> _What is expected_
Turn the lines of the items from the line containing "environment-grid-icon bbox=[380, 89, 392, 101]" through the line containing "source-file-name-label: Source File" into a Markdown table with the columns Row and Line. Number each line in Row, put its text in Line, and skip any blank lines.

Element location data
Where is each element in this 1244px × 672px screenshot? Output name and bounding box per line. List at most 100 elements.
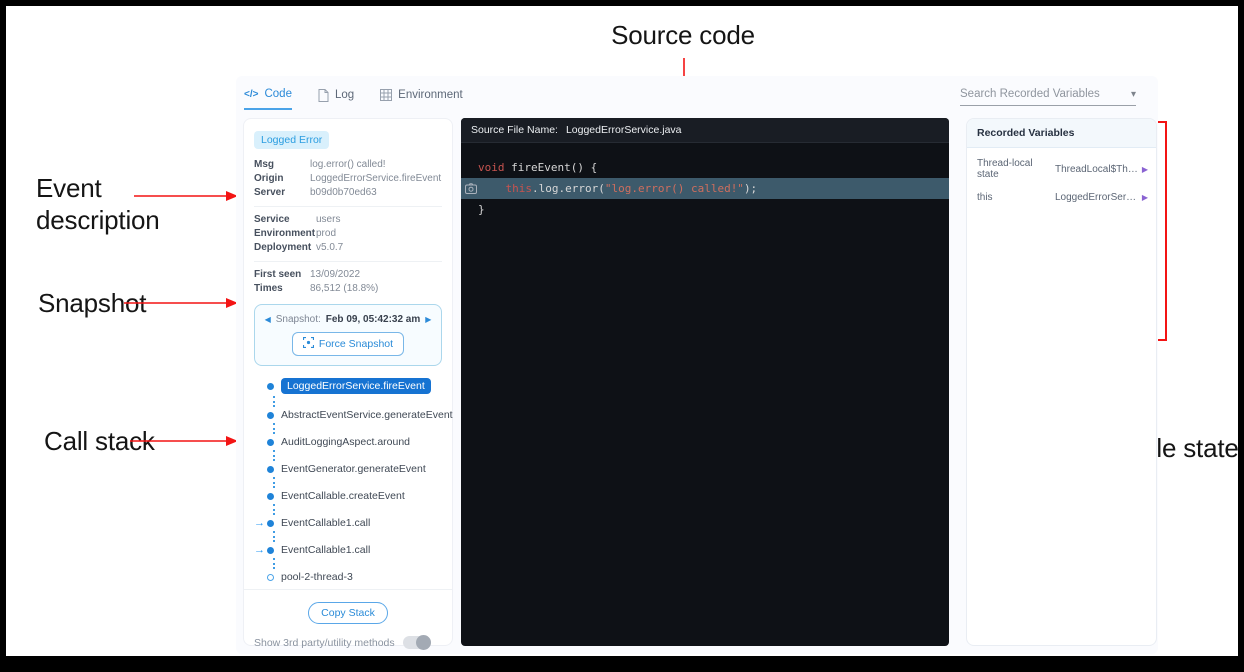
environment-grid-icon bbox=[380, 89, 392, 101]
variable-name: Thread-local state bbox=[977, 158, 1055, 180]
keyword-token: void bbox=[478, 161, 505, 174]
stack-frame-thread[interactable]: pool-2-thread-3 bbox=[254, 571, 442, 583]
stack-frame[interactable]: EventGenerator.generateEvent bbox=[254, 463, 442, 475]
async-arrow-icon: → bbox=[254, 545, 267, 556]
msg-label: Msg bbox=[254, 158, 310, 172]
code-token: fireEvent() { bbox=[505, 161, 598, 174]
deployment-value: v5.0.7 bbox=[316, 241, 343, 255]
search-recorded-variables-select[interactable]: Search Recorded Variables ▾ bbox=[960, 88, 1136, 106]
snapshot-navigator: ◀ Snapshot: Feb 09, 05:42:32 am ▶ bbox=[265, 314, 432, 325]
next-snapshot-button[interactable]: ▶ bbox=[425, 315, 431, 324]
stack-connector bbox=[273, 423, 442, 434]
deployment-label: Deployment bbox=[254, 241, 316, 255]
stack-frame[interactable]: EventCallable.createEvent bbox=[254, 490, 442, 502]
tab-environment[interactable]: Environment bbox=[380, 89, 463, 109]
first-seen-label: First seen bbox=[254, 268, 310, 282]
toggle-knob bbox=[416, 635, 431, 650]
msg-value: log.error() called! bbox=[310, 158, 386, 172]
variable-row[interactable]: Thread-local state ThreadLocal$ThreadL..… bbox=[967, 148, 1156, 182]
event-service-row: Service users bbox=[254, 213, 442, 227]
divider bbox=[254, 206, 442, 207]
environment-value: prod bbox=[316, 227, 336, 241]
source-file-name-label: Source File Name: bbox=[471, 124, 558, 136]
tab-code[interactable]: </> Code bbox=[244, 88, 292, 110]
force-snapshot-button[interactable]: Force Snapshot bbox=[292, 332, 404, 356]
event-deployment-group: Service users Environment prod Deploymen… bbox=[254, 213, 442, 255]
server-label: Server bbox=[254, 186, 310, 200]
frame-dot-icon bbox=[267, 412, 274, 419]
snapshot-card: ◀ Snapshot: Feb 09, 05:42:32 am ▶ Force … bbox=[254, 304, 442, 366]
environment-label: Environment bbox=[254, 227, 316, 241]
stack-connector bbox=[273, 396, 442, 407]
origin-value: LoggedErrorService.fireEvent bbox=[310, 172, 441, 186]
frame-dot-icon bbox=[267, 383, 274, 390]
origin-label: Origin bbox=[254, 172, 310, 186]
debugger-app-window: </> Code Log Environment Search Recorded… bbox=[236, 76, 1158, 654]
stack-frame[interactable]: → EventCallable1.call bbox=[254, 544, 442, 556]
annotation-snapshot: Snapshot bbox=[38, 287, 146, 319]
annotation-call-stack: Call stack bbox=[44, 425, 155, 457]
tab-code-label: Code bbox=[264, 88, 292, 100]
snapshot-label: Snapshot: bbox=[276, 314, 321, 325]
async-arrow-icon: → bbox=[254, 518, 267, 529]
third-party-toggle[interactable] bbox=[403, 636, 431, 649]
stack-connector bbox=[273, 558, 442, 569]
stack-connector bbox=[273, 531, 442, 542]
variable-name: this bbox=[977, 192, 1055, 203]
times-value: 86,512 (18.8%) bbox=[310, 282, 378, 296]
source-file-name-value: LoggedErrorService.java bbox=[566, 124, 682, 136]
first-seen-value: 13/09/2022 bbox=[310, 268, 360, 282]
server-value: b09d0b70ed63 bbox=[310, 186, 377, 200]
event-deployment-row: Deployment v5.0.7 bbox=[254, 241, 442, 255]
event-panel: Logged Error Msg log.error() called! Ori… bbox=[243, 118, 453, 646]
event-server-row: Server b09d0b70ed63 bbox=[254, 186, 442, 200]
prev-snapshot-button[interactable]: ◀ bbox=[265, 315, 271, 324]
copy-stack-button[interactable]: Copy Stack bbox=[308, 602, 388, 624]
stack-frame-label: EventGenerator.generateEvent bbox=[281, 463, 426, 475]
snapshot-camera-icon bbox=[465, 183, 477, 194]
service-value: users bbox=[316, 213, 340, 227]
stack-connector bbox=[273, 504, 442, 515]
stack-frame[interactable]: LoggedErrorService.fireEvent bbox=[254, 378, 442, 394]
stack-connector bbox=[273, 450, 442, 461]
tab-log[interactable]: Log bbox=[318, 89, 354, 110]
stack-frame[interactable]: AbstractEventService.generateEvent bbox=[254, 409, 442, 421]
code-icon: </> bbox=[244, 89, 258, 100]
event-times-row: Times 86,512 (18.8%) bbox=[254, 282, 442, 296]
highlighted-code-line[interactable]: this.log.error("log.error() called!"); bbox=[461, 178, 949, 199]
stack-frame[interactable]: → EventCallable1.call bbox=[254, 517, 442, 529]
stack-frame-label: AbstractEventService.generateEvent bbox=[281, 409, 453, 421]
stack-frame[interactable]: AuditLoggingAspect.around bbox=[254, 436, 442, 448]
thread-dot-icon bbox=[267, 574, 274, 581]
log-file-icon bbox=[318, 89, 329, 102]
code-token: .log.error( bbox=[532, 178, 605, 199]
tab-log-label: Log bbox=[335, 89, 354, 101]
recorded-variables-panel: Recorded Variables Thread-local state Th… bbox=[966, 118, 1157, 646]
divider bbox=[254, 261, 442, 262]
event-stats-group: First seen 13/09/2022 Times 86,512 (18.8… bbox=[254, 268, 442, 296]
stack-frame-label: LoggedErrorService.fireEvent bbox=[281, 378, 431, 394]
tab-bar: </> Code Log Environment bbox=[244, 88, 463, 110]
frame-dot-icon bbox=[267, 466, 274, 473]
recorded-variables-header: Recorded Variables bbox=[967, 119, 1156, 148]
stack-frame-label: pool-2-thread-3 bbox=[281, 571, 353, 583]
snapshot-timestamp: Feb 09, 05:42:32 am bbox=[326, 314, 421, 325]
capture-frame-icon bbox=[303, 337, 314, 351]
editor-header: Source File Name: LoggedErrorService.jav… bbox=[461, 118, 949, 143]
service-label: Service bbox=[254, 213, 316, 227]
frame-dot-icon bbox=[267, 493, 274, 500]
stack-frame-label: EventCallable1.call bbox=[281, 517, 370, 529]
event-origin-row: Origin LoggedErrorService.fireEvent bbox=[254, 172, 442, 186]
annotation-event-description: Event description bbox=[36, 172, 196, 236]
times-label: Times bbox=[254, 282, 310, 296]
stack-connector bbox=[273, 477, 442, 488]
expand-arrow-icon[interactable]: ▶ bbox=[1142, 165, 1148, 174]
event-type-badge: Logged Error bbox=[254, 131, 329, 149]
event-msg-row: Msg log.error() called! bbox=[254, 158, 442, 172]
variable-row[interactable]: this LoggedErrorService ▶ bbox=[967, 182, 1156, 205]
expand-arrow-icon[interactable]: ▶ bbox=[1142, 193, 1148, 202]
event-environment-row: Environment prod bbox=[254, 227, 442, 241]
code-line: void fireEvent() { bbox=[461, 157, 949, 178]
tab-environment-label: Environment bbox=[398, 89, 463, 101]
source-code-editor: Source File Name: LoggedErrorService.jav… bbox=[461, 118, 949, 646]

> _Exercise output_
| Row | Line |
|---|---|
| 1 | environment-grid-icon bbox=[380, 89, 392, 101] |
| 2 | variable-name: Thread-local state bbox=[977, 158, 1055, 180] |
| 3 | keyword-token: void bbox=[478, 161, 505, 174] |
| 4 | stack-frame-thread[interactable]: pool-2-thread-3 bbox=[254, 571, 442, 583] |
| 5 | stack-frame[interactable]: EventGenerator.generateEvent bbox=[254, 463, 442, 475] |
| 6 | async-arrow-icon: → bbox=[254, 545, 267, 556] |
| 7 | msg-label: Msg bbox=[254, 158, 310, 172] |
| 8 | code-token: fireEvent() { bbox=[505, 161, 598, 174] |
| 9 | deployment-value: v5.0.7 bbox=[316, 241, 343, 255] |
| 10 | search-recorded-variables-select[interactable]: Search Recorded Variables ▾ bbox=[960, 88, 1136, 106] |
| 11 | snapshot-navigator: ◀ Snapshot: Feb 09, 05:42:32 am ▶ bbox=[265, 314, 432, 325] |
| 12 | next-snapshot-button[interactable]: ▶ bbox=[425, 315, 431, 324] |
| 13 | stack-connector bbox=[273, 423, 442, 434] |
| 14 | deployment-label: Deployment bbox=[254, 241, 316, 255] |
| 15 | stack-frame[interactable]: EventCallable.createEvent bbox=[254, 490, 442, 502] |
| 16 | tab-environment[interactable]: Environment bbox=[380, 89, 463, 109] |
| 17 | first-seen-label: First seen bbox=[254, 268, 310, 282] |
| 18 | toggle-knob bbox=[416, 635, 431, 650] |
| 19 | msg-value: log.error() called! bbox=[310, 158, 386, 172] |
| 20 | variable-row[interactable]: Thread-local state ThreadLocal$ThreadL..… bbox=[967, 148, 1156, 182] |
| 21 | event-service-row: Service users bbox=[254, 213, 442, 227] |
| 22 | divider bbox=[254, 206, 442, 207] |
| 23 | environment-value: prod bbox=[316, 227, 336, 241] |
| 24 | source-file-name-label: Source File Name: bbox=[471, 124, 558, 136] |